» Directive
Go through the entries one line at a time, and gather every line that has the word "Allah".

» Dataset entries

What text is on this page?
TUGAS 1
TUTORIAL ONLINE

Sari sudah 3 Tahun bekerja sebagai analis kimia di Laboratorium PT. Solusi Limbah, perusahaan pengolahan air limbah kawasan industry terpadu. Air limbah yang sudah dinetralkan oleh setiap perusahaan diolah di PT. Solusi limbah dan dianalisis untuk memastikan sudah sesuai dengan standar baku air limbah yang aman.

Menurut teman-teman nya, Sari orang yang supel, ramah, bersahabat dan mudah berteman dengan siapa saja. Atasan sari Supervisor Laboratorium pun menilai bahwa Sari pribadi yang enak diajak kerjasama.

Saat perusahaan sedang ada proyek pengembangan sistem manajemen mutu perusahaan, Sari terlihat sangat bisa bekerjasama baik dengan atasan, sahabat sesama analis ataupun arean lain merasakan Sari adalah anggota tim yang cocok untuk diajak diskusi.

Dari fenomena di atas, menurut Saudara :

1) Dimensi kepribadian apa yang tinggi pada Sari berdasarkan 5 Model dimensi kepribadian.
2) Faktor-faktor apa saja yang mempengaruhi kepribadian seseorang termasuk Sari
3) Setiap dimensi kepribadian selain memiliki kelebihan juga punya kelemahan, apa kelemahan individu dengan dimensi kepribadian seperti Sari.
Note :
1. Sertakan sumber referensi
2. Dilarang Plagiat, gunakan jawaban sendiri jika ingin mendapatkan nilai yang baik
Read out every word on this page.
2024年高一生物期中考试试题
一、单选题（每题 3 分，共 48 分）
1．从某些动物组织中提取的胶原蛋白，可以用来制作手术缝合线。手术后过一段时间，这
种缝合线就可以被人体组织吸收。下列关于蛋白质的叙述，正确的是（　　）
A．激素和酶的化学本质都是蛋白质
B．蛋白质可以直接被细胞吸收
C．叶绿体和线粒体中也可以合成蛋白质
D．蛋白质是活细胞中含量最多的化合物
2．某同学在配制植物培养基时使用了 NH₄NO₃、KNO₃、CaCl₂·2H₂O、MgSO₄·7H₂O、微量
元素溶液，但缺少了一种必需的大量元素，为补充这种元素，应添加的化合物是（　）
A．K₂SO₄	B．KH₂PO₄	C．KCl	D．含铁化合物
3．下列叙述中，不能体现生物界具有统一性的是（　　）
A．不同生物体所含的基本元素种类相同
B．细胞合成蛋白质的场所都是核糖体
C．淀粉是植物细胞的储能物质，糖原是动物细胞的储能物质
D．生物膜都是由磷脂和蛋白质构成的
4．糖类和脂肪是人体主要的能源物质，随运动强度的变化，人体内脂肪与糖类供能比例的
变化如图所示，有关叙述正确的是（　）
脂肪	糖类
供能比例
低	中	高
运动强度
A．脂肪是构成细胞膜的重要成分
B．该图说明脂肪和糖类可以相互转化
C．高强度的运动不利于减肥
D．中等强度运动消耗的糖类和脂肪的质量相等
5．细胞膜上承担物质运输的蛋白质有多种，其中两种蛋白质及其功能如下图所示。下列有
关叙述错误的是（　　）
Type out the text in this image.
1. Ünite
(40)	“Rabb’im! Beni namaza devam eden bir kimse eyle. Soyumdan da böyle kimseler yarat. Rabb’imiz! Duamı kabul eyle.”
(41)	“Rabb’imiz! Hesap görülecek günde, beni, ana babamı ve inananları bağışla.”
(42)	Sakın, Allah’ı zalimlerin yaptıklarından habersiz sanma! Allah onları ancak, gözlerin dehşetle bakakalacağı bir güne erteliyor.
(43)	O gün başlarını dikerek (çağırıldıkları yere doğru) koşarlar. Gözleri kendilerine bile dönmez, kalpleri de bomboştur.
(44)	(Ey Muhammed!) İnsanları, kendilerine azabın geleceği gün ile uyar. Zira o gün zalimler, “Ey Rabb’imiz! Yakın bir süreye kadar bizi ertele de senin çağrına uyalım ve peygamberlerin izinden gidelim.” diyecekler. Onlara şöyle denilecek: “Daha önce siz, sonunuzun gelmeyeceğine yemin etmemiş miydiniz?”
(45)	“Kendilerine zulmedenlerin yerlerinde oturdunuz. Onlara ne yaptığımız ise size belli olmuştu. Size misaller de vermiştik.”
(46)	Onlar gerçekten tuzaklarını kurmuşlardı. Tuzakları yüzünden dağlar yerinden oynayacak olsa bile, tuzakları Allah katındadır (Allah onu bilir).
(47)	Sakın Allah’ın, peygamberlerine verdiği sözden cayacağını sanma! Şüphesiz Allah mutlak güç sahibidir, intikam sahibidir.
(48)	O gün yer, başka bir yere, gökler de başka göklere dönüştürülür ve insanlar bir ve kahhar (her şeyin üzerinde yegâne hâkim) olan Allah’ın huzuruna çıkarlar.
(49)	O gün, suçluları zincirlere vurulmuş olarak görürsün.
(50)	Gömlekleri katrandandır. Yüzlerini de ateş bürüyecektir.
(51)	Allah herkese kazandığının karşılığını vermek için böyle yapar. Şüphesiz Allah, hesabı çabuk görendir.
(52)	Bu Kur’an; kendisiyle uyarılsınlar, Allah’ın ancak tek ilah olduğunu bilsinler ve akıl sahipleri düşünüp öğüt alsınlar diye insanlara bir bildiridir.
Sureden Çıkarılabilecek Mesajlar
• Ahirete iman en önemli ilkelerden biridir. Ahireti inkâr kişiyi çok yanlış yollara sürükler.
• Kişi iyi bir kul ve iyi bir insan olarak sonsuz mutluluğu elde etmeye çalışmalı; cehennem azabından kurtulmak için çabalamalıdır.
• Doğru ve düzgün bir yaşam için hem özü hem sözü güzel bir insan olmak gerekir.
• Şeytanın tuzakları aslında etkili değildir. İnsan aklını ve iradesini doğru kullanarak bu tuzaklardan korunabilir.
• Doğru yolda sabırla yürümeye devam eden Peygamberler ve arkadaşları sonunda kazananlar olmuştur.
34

» Task solution
(42)	Sakın, Allah’ı zalimlerin yaptıklarından habersiz sanma! Allah onları ancak, gözlerin dehşetle bakakalacağı bir güne erteliyor.
(46)	Onlar gerçekten tuzaklarını kurmuşlardı. Tuzakları yüzünden dağlar yerinden oynayacak olsa bile, tuzakları Allah katındadır (Allah onu bilir).
(47)	Sakın Allah’ın, peygamberlerine verdiği sözden cayacağını sanma! Şüphesiz Allah mutlak güç sahibidir, intikam sahibidir.
(48)	O gün yer, başka bir yere, gökler de başka göklere dönüştürülür ve insanlar bir ve kahhar (her şeyin üzerinde yegâne hâkim) olan Allah’ın huzuruna çıkarlar.
(51)	Allah herkese kazandığının karşılığını vermek için böyle yapar. Şüphesiz Allah, hesabı çabuk görendir.
(52)	Bu Kur’an; kendisiyle uyarılsınlar, Allah’ın ancak tek ilah olduğunu bilsinler ve akıl sahipleri düşünüp öğüt alsınlar diye insanlara bir bildiridir.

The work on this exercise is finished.